● **PROBLEM DESCRIPTION**
Transcribe every entry below word for word, but skip the pictures.

● **DATA SHOWN**

********

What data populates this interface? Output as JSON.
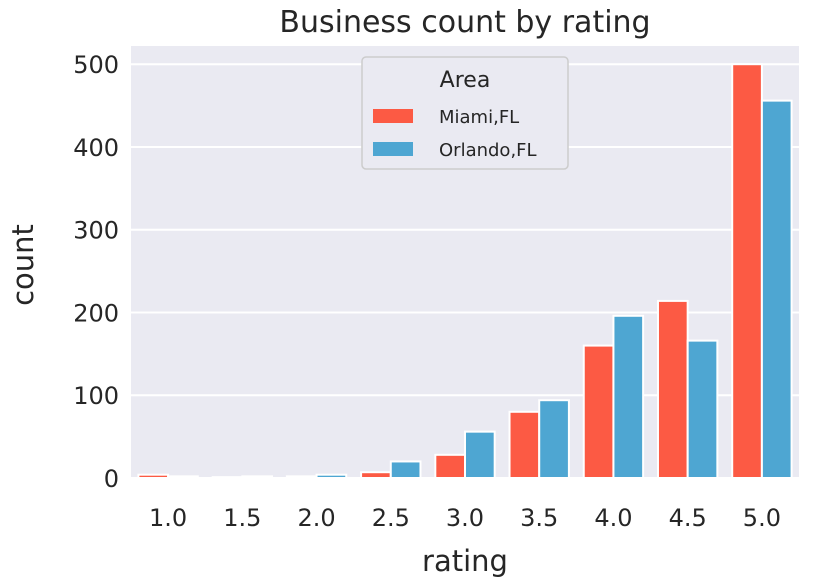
{
  "chart_data": {
    "type": "bar",
    "title": "Business count by rating",
    "xlabel": "rating",
    "ylabel": "count",
    "categories": [
      "1.0",
      "1.5",
      "2.0",
      "2.5",
      "3.0",
      "3.5",
      "4.0",
      "4.5",
      "5.0"
    ],
    "series": [
      {
        "name": "Miami,FL",
        "values": [
          4,
          1,
          2,
          7,
          28,
          80,
          160,
          214,
          500
        ]
      },
      {
        "name": "Orlando,FL",
        "values": [
          2,
          2,
          4,
          20,
          56,
          94,
          196,
          166,
          456
        ]
      }
    ],
    "ylim": [
      0,
      522
    ],
    "yticks": [
      0,
      100,
      200,
      300,
      400,
      500
    ],
    "grid": true,
    "legend": {
      "title": "Area",
      "position": "top-center"
    },
    "colors": {
      "Miami,FL": "#fc5a44",
      "Orlando,FL": "#4ea6d2",
      "background": "#eaeaf2",
      "grid": "#ffffff"
    }
  }
}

********

● **TASK RESULT**
What data populates this interface? Output as JSON.
{
  "chart_data": {
    "type": "bar",
    "title": "Business count by rating",
    "xlabel": "rating",
    "ylabel": "count",
    "categories": [
      "1.0",
      "1.5",
      "2.0",
      "2.5",
      "3.0",
      "3.5",
      "4.0",
      "4.5",
      "5.0"
    ],
    "series": [
      {
        "name": "Miami,FL",
        "values": [
          4,
          1,
          2,
          7,
          28,
          80,
          160,
          214,
          500
        ]
      },
      {
        "name": "Orlando,FL",
        "values": [
          2,
          2,
          4,
          20,
          56,
          94,
          196,
          166,
          456
        ]
      }
    ],
    "ylim": [
      0,
      522
    ],
    "yticks": [
      0,
      100,
      200,
      300,
      400,
      500
    ],
    "grid": true,
    "legend": {
      "title": "Area",
      "position": "top-center"
    },
    "colors": {
      "Miami,FL": "#fc5a44",
      "Orlando,FL": "#4ea6d2",
      "background": "#eaeaf2",
      "grid": "#ffffff"
    }
  }
}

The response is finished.